--- START Provided information ---
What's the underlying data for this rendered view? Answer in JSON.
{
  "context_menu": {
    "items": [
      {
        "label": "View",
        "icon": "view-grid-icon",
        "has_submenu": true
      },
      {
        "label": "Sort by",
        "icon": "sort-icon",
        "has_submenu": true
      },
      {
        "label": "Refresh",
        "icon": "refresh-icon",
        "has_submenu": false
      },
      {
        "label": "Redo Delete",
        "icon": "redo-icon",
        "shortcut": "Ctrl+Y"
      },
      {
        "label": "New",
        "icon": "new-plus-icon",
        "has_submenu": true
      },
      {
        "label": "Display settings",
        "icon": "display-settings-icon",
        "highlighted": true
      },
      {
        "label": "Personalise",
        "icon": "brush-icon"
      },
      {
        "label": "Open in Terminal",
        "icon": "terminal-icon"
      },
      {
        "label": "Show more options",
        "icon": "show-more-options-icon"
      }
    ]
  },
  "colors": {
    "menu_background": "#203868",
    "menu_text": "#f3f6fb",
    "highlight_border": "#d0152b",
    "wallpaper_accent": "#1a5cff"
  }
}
--- END Provided information ---
> [Exercise description]: Copy the records above exactly as they appear.

> [Exercise result]:
What's the underlying data for this rendered view? Answer in JSON.
{
  "context_menu": {
    "items": [
      {
        "label": "View",
        "icon": "view-grid-icon",
        "has_submenu": true
      },
      {
        "label": "Sort by",
        "icon": "sort-icon",
        "has_submenu": true
      },
      {
        "label": "Refresh",
        "icon": "refresh-icon",
        "has_submenu": false
      },
      {
        "label": "Redo Delete",
        "icon": "redo-icon",
        "shortcut": "Ctrl+Y"
      },
      {
        "label": "New",
        "icon": "new-plus-icon",
        "has_submenu": true
      },
      {
        "label": "Display settings",
        "icon": "display-settings-icon",
        "highlighted": true
      },
      {
        "label": "Personalise",
        "icon": "brush-icon"
      },
      {
        "label": "Open in Terminal",
        "icon": "terminal-icon"
      },
      {
        "label": "Show more options",
        "icon": "show-more-options-icon"
      }
    ]
  },
  "colors": {
    "menu_background": "#203868",
    "menu_text": "#f3f6fb",
    "highlight_border": "#d0152b",
    "wallpaper_accent": "#1a5cff"
  }
}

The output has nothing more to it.